> _FRAGMENTO DEL TEXTO_:
>>
En las últimas semanas, se ha vuelto a poner en la agenda pública un problema de larga data: las listas de espera odontológicas en el sistema público chileno. Las 541 mil consultas odontológicas en espera actualmente confirman un problema que no es nuevo y que sigue creciendo. Ya en 2018 se advertía que más de 400 mil personas esperaban atención dental no GES. Siete años después, la cifra aumenta. Frente a esto, solemos insistir en la misma receta: “formar más especialistas” o sumar especialistas en la atención primaria para descomprimir el nivel secundario. Aun siendo medidas necesarias, no impiden que ingresen nuevos casos.
<<
> _MATERIAL PROPORCIONADO_:
>>
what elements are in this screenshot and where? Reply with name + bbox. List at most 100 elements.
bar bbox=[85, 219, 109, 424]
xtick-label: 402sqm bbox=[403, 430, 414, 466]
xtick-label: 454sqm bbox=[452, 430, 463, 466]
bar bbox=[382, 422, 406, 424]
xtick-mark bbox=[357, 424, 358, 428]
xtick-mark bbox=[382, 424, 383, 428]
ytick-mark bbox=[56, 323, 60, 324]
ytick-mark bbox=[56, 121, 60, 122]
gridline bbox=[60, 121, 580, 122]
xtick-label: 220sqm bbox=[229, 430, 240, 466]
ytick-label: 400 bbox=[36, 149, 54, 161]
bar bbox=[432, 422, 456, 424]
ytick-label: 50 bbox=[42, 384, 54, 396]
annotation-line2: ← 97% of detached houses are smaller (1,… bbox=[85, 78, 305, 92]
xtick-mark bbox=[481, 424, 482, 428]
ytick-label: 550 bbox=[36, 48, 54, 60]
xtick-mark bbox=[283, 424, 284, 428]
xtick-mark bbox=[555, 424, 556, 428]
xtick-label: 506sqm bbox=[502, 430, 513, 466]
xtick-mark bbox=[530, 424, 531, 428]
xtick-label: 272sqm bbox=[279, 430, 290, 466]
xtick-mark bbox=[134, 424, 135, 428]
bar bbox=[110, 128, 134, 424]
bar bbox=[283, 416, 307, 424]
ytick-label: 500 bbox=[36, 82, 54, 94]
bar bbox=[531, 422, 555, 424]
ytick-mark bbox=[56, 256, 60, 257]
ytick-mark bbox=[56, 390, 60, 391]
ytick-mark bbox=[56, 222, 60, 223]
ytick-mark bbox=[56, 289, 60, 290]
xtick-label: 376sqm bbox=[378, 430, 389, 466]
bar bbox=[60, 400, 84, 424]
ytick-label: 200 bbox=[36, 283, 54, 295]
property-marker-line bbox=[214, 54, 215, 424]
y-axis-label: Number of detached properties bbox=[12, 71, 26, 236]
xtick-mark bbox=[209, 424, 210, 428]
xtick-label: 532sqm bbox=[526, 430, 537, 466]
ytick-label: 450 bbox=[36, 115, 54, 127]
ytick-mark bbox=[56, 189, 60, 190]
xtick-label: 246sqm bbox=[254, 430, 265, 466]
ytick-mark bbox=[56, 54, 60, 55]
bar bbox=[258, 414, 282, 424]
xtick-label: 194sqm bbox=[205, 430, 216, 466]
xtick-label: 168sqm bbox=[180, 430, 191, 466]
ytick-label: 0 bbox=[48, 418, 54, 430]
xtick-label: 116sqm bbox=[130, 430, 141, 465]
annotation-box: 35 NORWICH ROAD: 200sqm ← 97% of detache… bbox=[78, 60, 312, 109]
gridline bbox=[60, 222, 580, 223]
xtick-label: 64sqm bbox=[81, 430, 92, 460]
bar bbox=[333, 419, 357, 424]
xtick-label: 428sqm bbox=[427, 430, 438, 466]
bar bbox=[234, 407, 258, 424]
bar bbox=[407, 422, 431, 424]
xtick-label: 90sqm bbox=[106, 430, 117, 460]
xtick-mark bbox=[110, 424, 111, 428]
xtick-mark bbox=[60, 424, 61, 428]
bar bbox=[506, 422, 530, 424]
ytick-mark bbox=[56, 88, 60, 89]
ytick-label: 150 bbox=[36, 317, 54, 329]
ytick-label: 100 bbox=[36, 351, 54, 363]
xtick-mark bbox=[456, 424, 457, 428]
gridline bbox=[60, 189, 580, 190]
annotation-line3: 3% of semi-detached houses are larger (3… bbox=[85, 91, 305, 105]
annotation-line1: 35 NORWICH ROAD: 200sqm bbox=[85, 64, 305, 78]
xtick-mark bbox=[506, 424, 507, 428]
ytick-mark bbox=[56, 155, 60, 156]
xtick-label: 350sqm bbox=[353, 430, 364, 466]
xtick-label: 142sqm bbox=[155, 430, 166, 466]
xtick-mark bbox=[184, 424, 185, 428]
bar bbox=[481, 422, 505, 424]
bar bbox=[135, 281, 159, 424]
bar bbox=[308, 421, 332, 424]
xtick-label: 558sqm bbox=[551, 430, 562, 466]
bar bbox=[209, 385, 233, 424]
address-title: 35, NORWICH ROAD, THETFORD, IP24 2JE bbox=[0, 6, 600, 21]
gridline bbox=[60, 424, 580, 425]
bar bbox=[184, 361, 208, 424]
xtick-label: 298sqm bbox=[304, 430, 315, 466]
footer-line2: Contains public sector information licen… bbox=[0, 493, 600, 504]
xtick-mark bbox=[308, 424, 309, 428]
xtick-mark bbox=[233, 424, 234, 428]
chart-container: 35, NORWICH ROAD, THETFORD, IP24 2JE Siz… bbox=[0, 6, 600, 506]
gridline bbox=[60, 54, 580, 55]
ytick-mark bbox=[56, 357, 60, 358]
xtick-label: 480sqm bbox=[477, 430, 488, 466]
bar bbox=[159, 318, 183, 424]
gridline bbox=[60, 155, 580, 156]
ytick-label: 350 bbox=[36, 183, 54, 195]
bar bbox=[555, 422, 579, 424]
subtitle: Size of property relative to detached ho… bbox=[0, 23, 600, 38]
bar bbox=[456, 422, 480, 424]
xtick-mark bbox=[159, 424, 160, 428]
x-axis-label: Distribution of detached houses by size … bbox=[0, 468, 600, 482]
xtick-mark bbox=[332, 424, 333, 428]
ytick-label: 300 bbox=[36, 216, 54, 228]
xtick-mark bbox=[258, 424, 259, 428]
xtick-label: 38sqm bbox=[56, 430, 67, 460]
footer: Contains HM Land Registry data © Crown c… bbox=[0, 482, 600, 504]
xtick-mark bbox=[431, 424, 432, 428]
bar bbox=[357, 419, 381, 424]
<<
> _PROBLEMAS POR RESOLVER_:
a. Copia de nuevo el texto sobre las listas de espera odontológicas, empezando en "En las últimas" y siguiendo hasta "ingresen nuevos casos.", pero reemplaza "atención primaria" por "atención básica".
b. Sigue escribiendo el texto sobre las listas de espera odontológicas justo después de su última oración.

> _RESPUESTAS DEL EJERCICIO_:
a.
En las últimas semanas, se ha vuelto a poner en la agenda pública un problema de larga data: las listas de espera odontológicas en el sistema público chileno. Las 541 mil consultas odontológicas en espera actualmente confirman un problema que no es nuevo y que sigue creciendo. Ya en 2018 se advertía que más de 400 mil personas esperaban atención dental no GES. Siete años después, la cifra aumenta. Frente a esto, solemos insistir en la misma receta: “formar más especialistas” o sumar especialistas en la atención básica para descomprimir el nivel secundario. Aun siendo medidas necesarias, no impiden que ingresen nuevos casos.

b.
La salud pública requiere otro eje: prevenir para no seguir engrosando la lista. Necesitamos avanzar hacia un financiamiento sostenido de programas preventivos, concretado, y asegurando, este tipo de estrategias para todo el curso de vida con acciones simples y de alto impacto: educación universal para el autocuidado desde la infancia, cepillado supervisado diario en escuelas, acceso efectivo y continuo a flúor y controles preventivos periódicos. Con metas claras, indicadores públicos y presupuesto estable, podremos reducir la presión sobre el sistema.
Si solo ampliamos la capacidad de atención, perseguiremos una cola que no deja de crecer. La pregunta es simple: ¿seguiremos apagando incendios o evitaremos que se enciendan? Prevenir hoy es la manera más efectiva —y más justa— de acortar la lista mañana.